» **Consigne A**
Résumez en trois phrases le texte sur le crime d'agression.
» **Consigne B**
Dans le texte sur le crime d'agression, traduisez en anglais la phrase « L'innovation de New York complète le travail des Conférences de Rome et de Kampala et marque le point culminant d'un fascinant voyage long d'un siècle. »
» **Consigne C**
Relevez toutes les villes nommées dans le texte sur le crime d'agression.

» **Texte à lire**
· · · · · · ·

Dans les premières heures du 15 décembre 2017, l'Assemblée des États parties au Statut de Rome a pris la décision de déclencher la compétence de la Cour pénale internationale à l’égard du crime d'agression à compter du 17 juillet 2018. La résolution de déclenchement a été adoptée après d'intenses négociations concernant un des aspects du régime de compétence qui était demeuré controversé depuis l'adoption des Amendements de Kampala sur le crime d'agression. L'innovation de New York complète le travail des Conférences de Rome et de Kampala et marque le point culminant d'un fascinant voyage long d'un siècle. En dépit de toutes ses imperfections, le consensus atteint au siège des Nations unies émet un appel opportun à la conscience de l'humanité consacrant l'importance fondamentale de l'interdiction de l'utilisation de la force dans tout ordre juridique international ayant pour objectif la préservation de la paix mondiale.

VERSAILLES, NUREMBERG, TOKYO ET ROME : LES PREMIERS JALONS D'UN LONG VOYAGE

Dans un discours prononcé lors d'une manifestation de campagne électorale en novembre 1918, le Premier Ministre britannique, David Lloyd George, déclara:

Quelqu'un … est à l'origine de cette guerre qui a pris les vies de millions des meilleurs jeunes hommes en Europe. Ne devrait-on pas tenir quelqu'un responsable pour cela ? De toute façon, même si tel est le cas, il y a une justice pour le pauvre et misérable criminel et une autre pour les rois et les empereurs1.

· · · · · · ·

Données d'annotation des cadres
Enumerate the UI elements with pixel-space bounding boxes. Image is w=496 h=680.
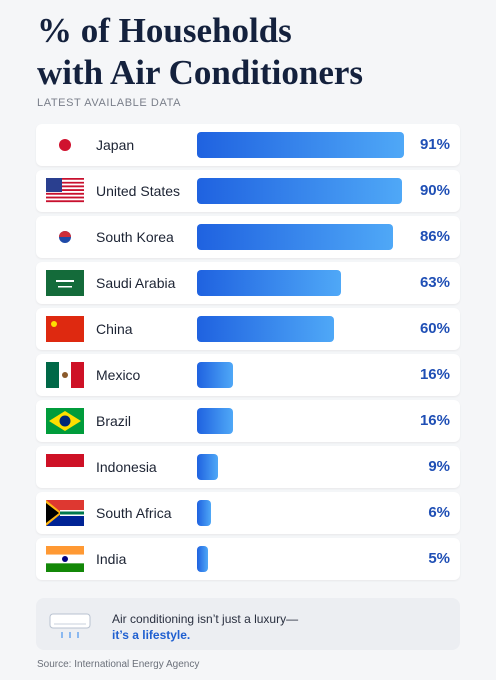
flag-part — [46, 546, 84, 555]
value-label: 60% — [419, 320, 450, 337]
flag-part — [46, 178, 84, 180]
flag-part — [46, 454, 84, 467]
bar-row: Saudi Arabia 63% — [36, 262, 460, 304]
flag-part — [46, 192, 84, 195]
source: Source: International Energy Agency — [37, 659, 200, 670]
flag — [46, 362, 84, 388]
flag-part — [71, 362, 84, 388]
flag-part — [56, 280, 74, 282]
flag-part — [59, 139, 71, 151]
flag-part — [46, 316, 84, 342]
flag — [46, 132, 84, 158]
value-label: 63% — [419, 274, 450, 291]
value-label: 90% — [419, 182, 450, 199]
title-line: with Air Conditioners — [37, 53, 364, 92]
bar — [197, 178, 403, 204]
flag-part — [46, 196, 84, 199]
flag-part — [46, 270, 84, 296]
category-label: South Korea — [96, 229, 174, 245]
category-label: Mexico — [96, 367, 141, 383]
flag — [46, 316, 84, 342]
ac-icon — [49, 613, 91, 638]
bar-row: South Africa 6% — [36, 492, 460, 534]
flag-part — [46, 200, 84, 203]
flag-part — [46, 563, 84, 572]
subtitle: LATEST AVAILABLE DATA — [37, 97, 182, 109]
value-label: 16% — [419, 412, 450, 429]
category-label: United States — [96, 183, 181, 199]
flag-part — [46, 503, 59, 523]
flag — [46, 546, 84, 572]
flag-part — [46, 362, 59, 388]
bar-row: Japan 91% — [36, 124, 460, 166]
flag — [46, 224, 84, 250]
category-label: India — [96, 551, 127, 567]
bar — [197, 316, 334, 342]
flag-part — [46, 179, 84, 182]
flag-part — [58, 286, 72, 288]
flag-part — [46, 185, 84, 188]
flag-part — [46, 189, 84, 191]
bar — [197, 500, 211, 526]
flag-part — [59, 415, 71, 427]
category-label: Japan — [96, 137, 135, 153]
flag — [46, 454, 84, 480]
value-label: 6% — [428, 504, 450, 521]
category-label: Indonesia — [96, 459, 157, 475]
value-label: 91% — [419, 136, 450, 153]
bar-row: Indonesia 9% — [36, 446, 460, 488]
category-label: South Africa — [96, 505, 172, 521]
bar — [197, 270, 341, 296]
category-label: Brazil — [96, 413, 132, 429]
bar-row: South Korea 86% — [36, 216, 460, 258]
bar — [197, 132, 405, 158]
bar — [197, 224, 394, 250]
bar-row: Mexico 16% — [36, 354, 460, 396]
flag-part — [62, 556, 68, 562]
flag-part — [51, 321, 57, 327]
value-label: 5% — [428, 550, 450, 567]
category-label: China — [96, 321, 133, 337]
bar — [197, 454, 218, 480]
flag-part — [60, 511, 84, 515]
bar — [197, 408, 234, 434]
bar-row: India 5% — [36, 538, 460, 580]
flag-part — [59, 231, 71, 237]
bar-row: Brazil 16% — [36, 400, 460, 442]
flag-part — [46, 178, 62, 192]
bar — [197, 362, 234, 388]
flag — [46, 270, 84, 296]
note-text: it’s a lifestyle. — [112, 628, 191, 642]
flag-part — [46, 181, 84, 184]
bar — [197, 546, 209, 572]
flag — [46, 408, 84, 434]
bar-row: China 60% — [36, 308, 460, 350]
chart-title: % of Households with Air Conditioners — [37, 10, 363, 94]
category-label: Saudi Arabia — [96, 275, 176, 291]
value-label: 9% — [428, 458, 450, 475]
bar-row: United States 90% — [36, 170, 460, 212]
title-line: % of Households — [37, 11, 292, 50]
flag-part — [46, 467, 84, 480]
flag-part — [62, 372, 68, 378]
flag — [46, 178, 84, 203]
flag — [46, 500, 84, 526]
value-label: 86% — [419, 228, 450, 245]
value-label: 16% — [419, 366, 450, 383]
note-box: Air conditioning isn’t just a luxury— it… — [36, 598, 460, 650]
note-text: Air conditioning isn’t just a luxury— — [112, 612, 299, 626]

· · · · · · ·

» **Réponse attendue A**
Le 15 décembre 2017, après d'intenses négociations, l'Assemblée des États parties au Statut de Rome a décidé d'activer la compétence de la Cour pénale internationale pour le crime d'agression à partir du 17 juillet 2018. Cette décision, prise au siège des Nations unies à New York, complète le travail des Conférences de Rome et de Kampala et rappelle l'importance de l'interdiction du recours à la force pour préserver la paix mondiale. Dès novembre 1918, le Premier ministre britannique David Lloyd George demandait qu'on tienne quelqu'un responsable de la guerre et dénonçait une justice différente pour les rois et les empereurs.

» **Réponse attendue B**
The New York innovation completes the work of the Rome and Kampala Conferences and marks the culmination of a fascinating century-long journey.

» **Réponse attendue C**
Versailles, Nuremberg, Tokyo, Rome, Kampala, New York